[Start]
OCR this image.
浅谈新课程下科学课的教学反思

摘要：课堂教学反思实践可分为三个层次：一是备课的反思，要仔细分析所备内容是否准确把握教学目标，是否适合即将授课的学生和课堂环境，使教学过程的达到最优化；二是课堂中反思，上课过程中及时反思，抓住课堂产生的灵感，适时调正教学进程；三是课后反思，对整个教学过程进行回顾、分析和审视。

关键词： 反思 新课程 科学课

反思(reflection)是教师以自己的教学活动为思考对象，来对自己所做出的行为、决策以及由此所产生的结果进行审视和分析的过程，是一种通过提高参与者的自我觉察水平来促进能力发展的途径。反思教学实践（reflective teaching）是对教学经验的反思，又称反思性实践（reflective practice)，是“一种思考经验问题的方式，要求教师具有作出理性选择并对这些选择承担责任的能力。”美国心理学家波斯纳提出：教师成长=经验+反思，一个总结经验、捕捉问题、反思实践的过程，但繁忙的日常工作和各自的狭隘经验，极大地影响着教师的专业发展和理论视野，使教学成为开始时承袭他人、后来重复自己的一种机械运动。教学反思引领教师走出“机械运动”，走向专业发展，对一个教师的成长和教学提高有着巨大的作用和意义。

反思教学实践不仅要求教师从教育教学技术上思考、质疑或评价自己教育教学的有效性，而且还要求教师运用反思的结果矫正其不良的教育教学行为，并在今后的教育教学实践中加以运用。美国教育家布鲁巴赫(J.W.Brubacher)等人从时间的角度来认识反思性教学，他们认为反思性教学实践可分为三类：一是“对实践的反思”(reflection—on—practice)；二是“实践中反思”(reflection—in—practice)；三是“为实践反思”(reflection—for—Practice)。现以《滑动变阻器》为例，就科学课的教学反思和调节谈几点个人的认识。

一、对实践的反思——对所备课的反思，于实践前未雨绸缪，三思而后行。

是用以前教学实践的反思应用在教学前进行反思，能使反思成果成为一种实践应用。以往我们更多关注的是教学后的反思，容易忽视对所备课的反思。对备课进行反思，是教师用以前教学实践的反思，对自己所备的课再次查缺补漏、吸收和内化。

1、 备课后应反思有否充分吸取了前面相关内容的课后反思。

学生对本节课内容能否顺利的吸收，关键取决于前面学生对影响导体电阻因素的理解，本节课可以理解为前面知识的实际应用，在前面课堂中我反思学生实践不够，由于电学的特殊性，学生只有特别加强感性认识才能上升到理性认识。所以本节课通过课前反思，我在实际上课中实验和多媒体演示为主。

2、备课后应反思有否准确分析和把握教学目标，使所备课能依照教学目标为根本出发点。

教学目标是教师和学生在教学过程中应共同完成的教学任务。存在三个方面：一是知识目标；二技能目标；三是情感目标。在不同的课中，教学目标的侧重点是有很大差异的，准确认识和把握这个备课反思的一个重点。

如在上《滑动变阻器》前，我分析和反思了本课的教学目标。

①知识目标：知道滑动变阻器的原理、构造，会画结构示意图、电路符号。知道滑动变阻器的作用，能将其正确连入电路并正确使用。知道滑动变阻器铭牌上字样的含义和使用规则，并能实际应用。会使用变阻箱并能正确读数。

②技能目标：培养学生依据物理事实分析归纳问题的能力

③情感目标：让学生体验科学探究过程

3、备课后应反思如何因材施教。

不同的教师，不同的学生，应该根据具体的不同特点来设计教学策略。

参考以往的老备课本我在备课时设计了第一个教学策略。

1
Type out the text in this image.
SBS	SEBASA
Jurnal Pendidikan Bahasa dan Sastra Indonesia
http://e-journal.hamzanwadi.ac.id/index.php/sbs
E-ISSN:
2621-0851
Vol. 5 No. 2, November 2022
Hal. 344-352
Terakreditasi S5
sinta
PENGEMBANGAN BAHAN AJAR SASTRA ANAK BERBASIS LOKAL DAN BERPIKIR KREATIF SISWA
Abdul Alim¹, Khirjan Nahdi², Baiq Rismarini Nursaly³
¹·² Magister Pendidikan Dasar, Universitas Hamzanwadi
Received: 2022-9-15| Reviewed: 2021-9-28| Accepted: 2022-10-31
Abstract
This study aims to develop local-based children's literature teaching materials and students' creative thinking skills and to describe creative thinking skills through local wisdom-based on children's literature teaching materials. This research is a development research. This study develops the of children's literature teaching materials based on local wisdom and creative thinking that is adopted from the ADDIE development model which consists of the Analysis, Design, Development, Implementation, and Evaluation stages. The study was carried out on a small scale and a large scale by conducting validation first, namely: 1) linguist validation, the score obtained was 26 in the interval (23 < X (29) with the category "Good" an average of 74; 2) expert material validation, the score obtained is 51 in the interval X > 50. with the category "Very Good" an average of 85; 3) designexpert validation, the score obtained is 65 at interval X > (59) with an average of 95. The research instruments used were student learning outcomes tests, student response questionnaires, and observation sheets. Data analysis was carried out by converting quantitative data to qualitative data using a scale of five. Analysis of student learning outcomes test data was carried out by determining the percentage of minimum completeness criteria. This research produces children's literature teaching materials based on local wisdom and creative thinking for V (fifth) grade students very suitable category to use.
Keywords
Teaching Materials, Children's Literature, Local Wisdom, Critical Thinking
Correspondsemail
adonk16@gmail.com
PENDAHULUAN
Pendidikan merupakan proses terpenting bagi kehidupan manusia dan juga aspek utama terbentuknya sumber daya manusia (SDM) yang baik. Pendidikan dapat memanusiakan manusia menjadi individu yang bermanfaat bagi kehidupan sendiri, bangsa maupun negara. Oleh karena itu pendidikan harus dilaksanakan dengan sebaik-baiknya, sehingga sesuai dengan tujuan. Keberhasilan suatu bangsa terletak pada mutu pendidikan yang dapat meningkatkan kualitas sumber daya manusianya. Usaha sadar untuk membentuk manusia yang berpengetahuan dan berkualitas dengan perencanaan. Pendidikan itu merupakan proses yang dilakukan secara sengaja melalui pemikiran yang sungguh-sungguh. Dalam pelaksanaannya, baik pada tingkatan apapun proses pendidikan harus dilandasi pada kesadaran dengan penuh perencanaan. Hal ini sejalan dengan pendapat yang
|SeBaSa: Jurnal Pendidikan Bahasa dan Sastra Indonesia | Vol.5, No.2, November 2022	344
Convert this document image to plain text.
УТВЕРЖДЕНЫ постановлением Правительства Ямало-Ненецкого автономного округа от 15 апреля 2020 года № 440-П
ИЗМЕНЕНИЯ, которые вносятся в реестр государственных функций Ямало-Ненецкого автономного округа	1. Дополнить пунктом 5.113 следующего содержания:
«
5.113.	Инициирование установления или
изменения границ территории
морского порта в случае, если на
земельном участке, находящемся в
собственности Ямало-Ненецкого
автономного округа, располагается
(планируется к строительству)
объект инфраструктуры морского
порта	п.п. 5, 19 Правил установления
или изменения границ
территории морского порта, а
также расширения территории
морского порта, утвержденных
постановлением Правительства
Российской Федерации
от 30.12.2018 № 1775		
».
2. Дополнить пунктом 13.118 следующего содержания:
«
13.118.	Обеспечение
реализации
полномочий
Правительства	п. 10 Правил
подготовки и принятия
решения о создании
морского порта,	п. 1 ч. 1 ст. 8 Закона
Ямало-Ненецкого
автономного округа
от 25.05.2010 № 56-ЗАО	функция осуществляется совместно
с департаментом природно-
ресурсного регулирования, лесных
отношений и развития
[End]
▸ **THE REQUEST**: Copy each line holding the word "Правительства" from the listing above.

▸ **ANSWER TO THE PROBLEM**:
УТВЕРЖДЕНЫ постановлением Правительства Ямало-Ненецкого автономного округа от 15 апреля 2020 года № 440-П
постановлением Правительства
Правительства	п. 10 Правил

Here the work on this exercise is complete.